Your goal: Pull out every line below containing the word "JSON".

Extracted records:
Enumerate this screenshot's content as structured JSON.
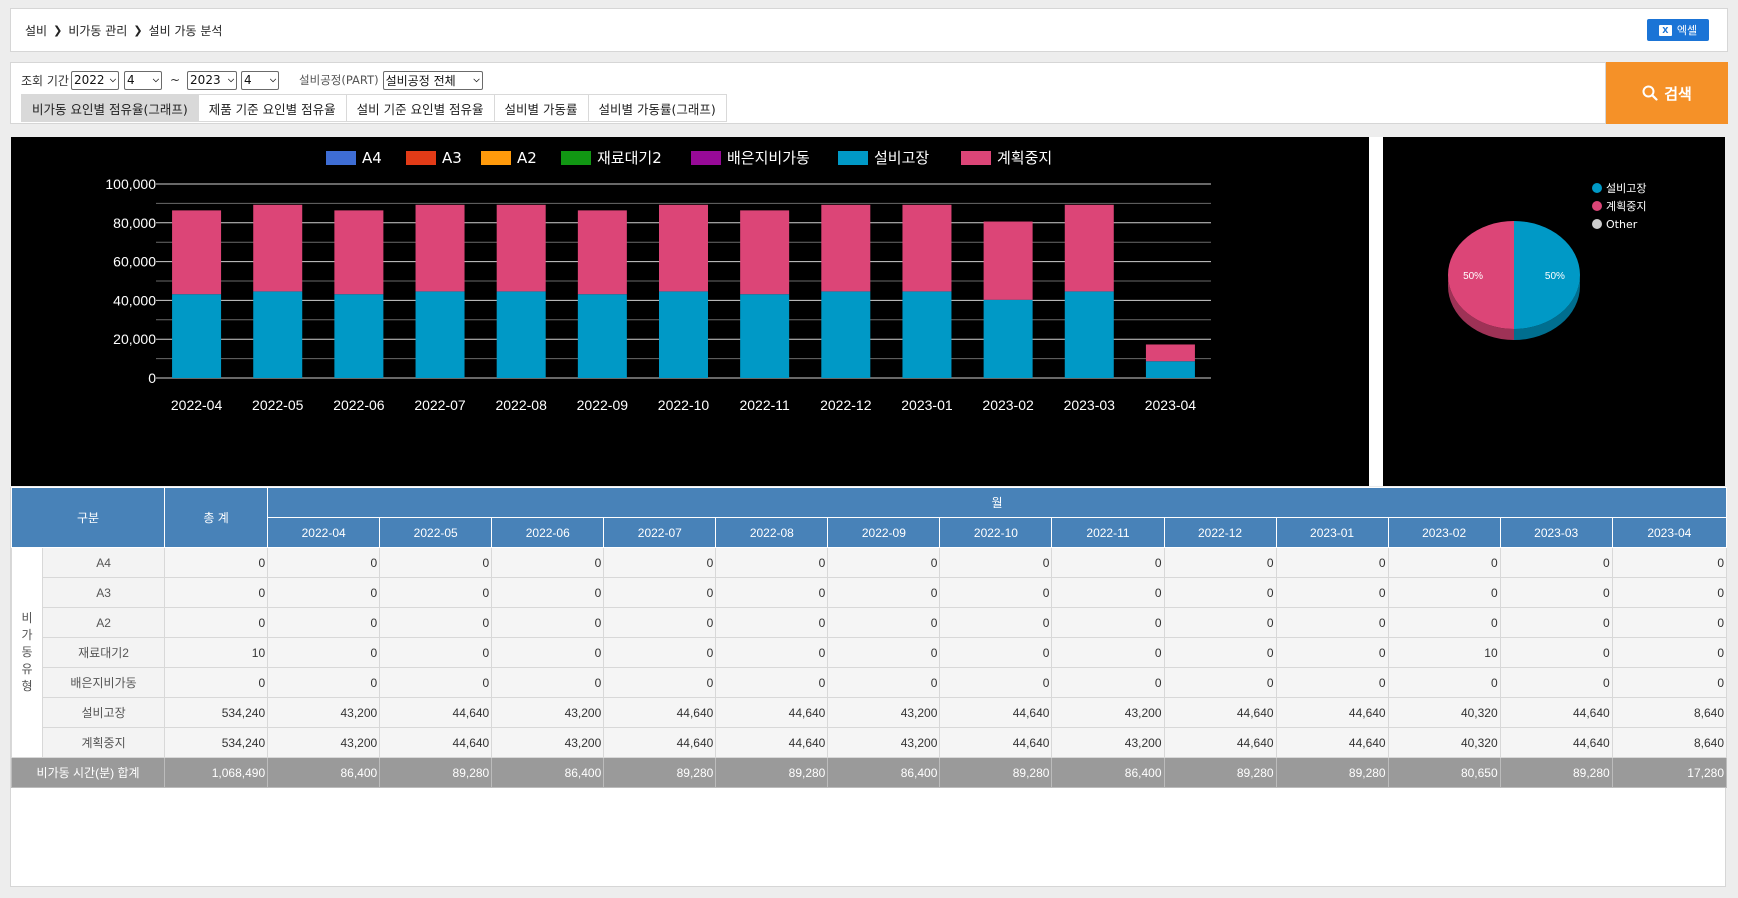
{
  "breadcrumb": [
    "설비",
    "비가동 관리",
    "설비 가동 분석"
  ],
  "excel_label": "엑셀",
  "filters": {
    "period_label": "조회 기간",
    "from_year": "2022",
    "from_month": "4",
    "tilde": "~",
    "to_year": "2023",
    "to_month": "4",
    "part_label": "설비공정(PART)",
    "part_value": "설비공정 전체"
  },
  "tabs": [
    "비가동 요인별 점유율(그래프)",
    "제품 기준 요인별 점유율",
    "설비 기준 요인별 점유율",
    "설비별 가동률",
    "설비별 가동률(그래프)"
  ],
  "search_label": "검색",
  "colors": {
    "A4": "#3e6dd4",
    "A3": "#e23b17",
    "A2": "#ff9a0b",
    "재료대기2": "#119713",
    "배은지비가동": "#980a98",
    "설비고장": "#0099c6",
    "계획중지": "#dc4577",
    "header": "#4882b8",
    "search": "#f59128",
    "excel": "#1b74d6"
  },
  "chart_data": [
    {
      "type": "bar",
      "stacked": true,
      "categories": [
        "2022-04",
        "2022-05",
        "2022-06",
        "2022-07",
        "2022-08",
        "2022-09",
        "2022-10",
        "2022-11",
        "2022-12",
        "2023-01",
        "2023-02",
        "2023-03",
        "2023-04"
      ],
      "series": [
        {
          "name": "A4",
          "values": [
            0,
            0,
            0,
            0,
            0,
            0,
            0,
            0,
            0,
            0,
            0,
            0,
            0
          ]
        },
        {
          "name": "A3",
          "values": [
            0,
            0,
            0,
            0,
            0,
            0,
            0,
            0,
            0,
            0,
            0,
            0,
            0
          ]
        },
        {
          "name": "A2",
          "values": [
            0,
            0,
            0,
            0,
            0,
            0,
            0,
            0,
            0,
            0,
            0,
            0,
            0
          ]
        },
        {
          "name": "재료대기2",
          "values": [
            0,
            0,
            0,
            0,
            0,
            0,
            0,
            0,
            0,
            0,
            10,
            0,
            0
          ]
        },
        {
          "name": "배은지비가동",
          "values": [
            0,
            0,
            0,
            0,
            0,
            0,
            0,
            0,
            0,
            0,
            0,
            0,
            0
          ]
        },
        {
          "name": "설비고장",
          "values": [
            43200,
            44640,
            43200,
            44640,
            44640,
            43200,
            44640,
            43200,
            44640,
            44640,
            40320,
            44640,
            8640
          ]
        },
        {
          "name": "계획중지",
          "values": [
            43200,
            44640,
            43200,
            44640,
            44640,
            43200,
            44640,
            43200,
            44640,
            44640,
            40320,
            44640,
            8640
          ]
        }
      ],
      "yticks": [
        "0",
        "20,000",
        "40,000",
        "60,000",
        "80,000",
        "100,000"
      ],
      "ylim": [
        0,
        100000
      ],
      "legend_position": "top",
      "grid": true
    },
    {
      "type": "pie",
      "slices": [
        {
          "name": "설비고장",
          "value": 50,
          "label": "50%"
        },
        {
          "name": "계획중지",
          "value": 50,
          "label": "50%"
        },
        {
          "name": "Other",
          "value": 0
        }
      ],
      "legend": [
        "설비고장",
        "계획중지",
        "Other"
      ],
      "legend_position": "top-right"
    }
  ],
  "table": {
    "h_category": "구분",
    "h_total": "총 계",
    "h_month": "월",
    "months": [
      "2022-04",
      "2022-05",
      "2022-06",
      "2022-07",
      "2022-08",
      "2022-09",
      "2022-10",
      "2022-11",
      "2022-12",
      "2023-01",
      "2023-02",
      "2023-03",
      "2023-04"
    ],
    "group_label": "비가동유형",
    "rows": [
      {
        "label": "A4",
        "total": "0",
        "values": [
          "0",
          "0",
          "0",
          "0",
          "0",
          "0",
          "0",
          "0",
          "0",
          "0",
          "0",
          "0",
          "0"
        ]
      },
      {
        "label": "A3",
        "total": "0",
        "values": [
          "0",
          "0",
          "0",
          "0",
          "0",
          "0",
          "0",
          "0",
          "0",
          "0",
          "0",
          "0",
          "0"
        ]
      },
      {
        "label": "A2",
        "total": "0",
        "values": [
          "0",
          "0",
          "0",
          "0",
          "0",
          "0",
          "0",
          "0",
          "0",
          "0",
          "0",
          "0",
          "0"
        ]
      },
      {
        "label": "재료대기2",
        "total": "10",
        "values": [
          "0",
          "0",
          "0",
          "0",
          "0",
          "0",
          "0",
          "0",
          "0",
          "0",
          "10",
          "0",
          "0"
        ]
      },
      {
        "label": "배은지비가동",
        "total": "0",
        "values": [
          "0",
          "0",
          "0",
          "0",
          "0",
          "0",
          "0",
          "0",
          "0",
          "0",
          "0",
          "0",
          "0"
        ]
      },
      {
        "label": "설비고장",
        "total": "534,240",
        "values": [
          "43,200",
          "44,640",
          "43,200",
          "44,640",
          "44,640",
          "43,200",
          "44,640",
          "43,200",
          "44,640",
          "44,640",
          "40,320",
          "44,640",
          "8,640"
        ]
      },
      {
        "label": "계획중지",
        "total": "534,240",
        "values": [
          "43,200",
          "44,640",
          "43,200",
          "44,640",
          "44,640",
          "43,200",
          "44,640",
          "43,200",
          "44,640",
          "44,640",
          "40,320",
          "44,640",
          "8,640"
        ]
      }
    ],
    "sum": {
      "label": "비가동 시간(분) 합계",
      "total": "1,068,490",
      "values": [
        "86,400",
        "89,280",
        "86,400",
        "89,280",
        "89,280",
        "86,400",
        "89,280",
        "86,400",
        "89,280",
        "89,280",
        "80,650",
        "89,280",
        "17,280"
      ]
    }
  }
}
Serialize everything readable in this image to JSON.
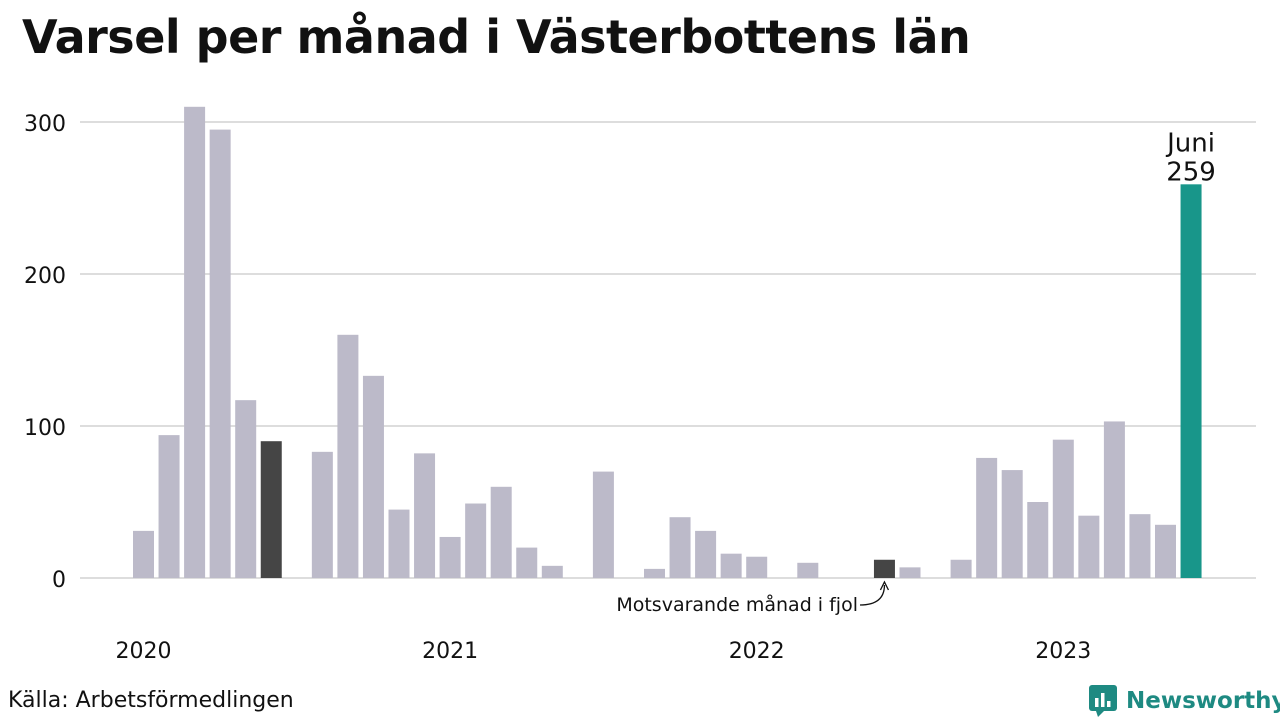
{
  "title": "Varsel per månad i Västerbottens län",
  "source": "Källa: Arbetsförmedlingen",
  "brand": {
    "name": "Newsworthy",
    "icon": "newsworthy-logo-icon"
  },
  "colors": {
    "default_bar": "#bcbac9",
    "highlight_bar": "#18968a",
    "comparison_bar": "#454545",
    "grid": "#dddddd",
    "brand": "#1e8a82"
  },
  "chart_data": {
    "type": "bar",
    "ylim": [
      0,
      320
    ],
    "yticks": [
      0,
      100,
      200,
      300
    ],
    "grid": true,
    "year_labels": [
      {
        "label": "2020",
        "index": 0
      },
      {
        "label": "2021",
        "index": 12
      },
      {
        "label": "2022",
        "index": 24
      },
      {
        "label": "2023",
        "index": 36
      }
    ],
    "months": [
      "2020-01",
      "2020-02",
      "2020-03",
      "2020-04",
      "2020-05",
      "2020-06",
      "2020-07",
      "2020-08",
      "2020-09",
      "2020-10",
      "2020-11",
      "2020-12",
      "2021-01",
      "2021-02",
      "2021-03",
      "2021-04",
      "2021-05",
      "2021-06",
      "2021-07",
      "2021-08",
      "2021-09",
      "2021-10",
      "2021-11",
      "2021-12",
      "2022-01",
      "2022-02",
      "2022-03",
      "2022-04",
      "2022-05",
      "2022-06",
      "2022-07",
      "2022-08",
      "2022-09",
      "2022-10",
      "2022-11",
      "2022-12",
      "2023-01",
      "2023-02",
      "2023-03",
      "2023-04",
      "2023-05",
      "2023-06"
    ],
    "values": [
      31,
      94,
      310,
      295,
      117,
      90,
      0,
      83,
      160,
      133,
      45,
      82,
      27,
      49,
      60,
      20,
      8,
      0,
      70,
      0,
      6,
      40,
      31,
      16,
      14,
      0,
      10,
      0,
      0,
      12,
      7,
      0,
      12,
      79,
      71,
      50,
      91,
      41,
      103,
      42,
      35,
      259
    ],
    "highlight_index": 41,
    "highlight_label": "Juni",
    "highlight_value_label": "259",
    "comparison_indices": [
      5,
      29
    ],
    "annotation": {
      "text": "Motsvarande månad i fjol",
      "target_index": 29
    }
  }
}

Problem solution:
Enumerate this screenshot's content as structured JSON.
Serialize everything readable in this image to JSON.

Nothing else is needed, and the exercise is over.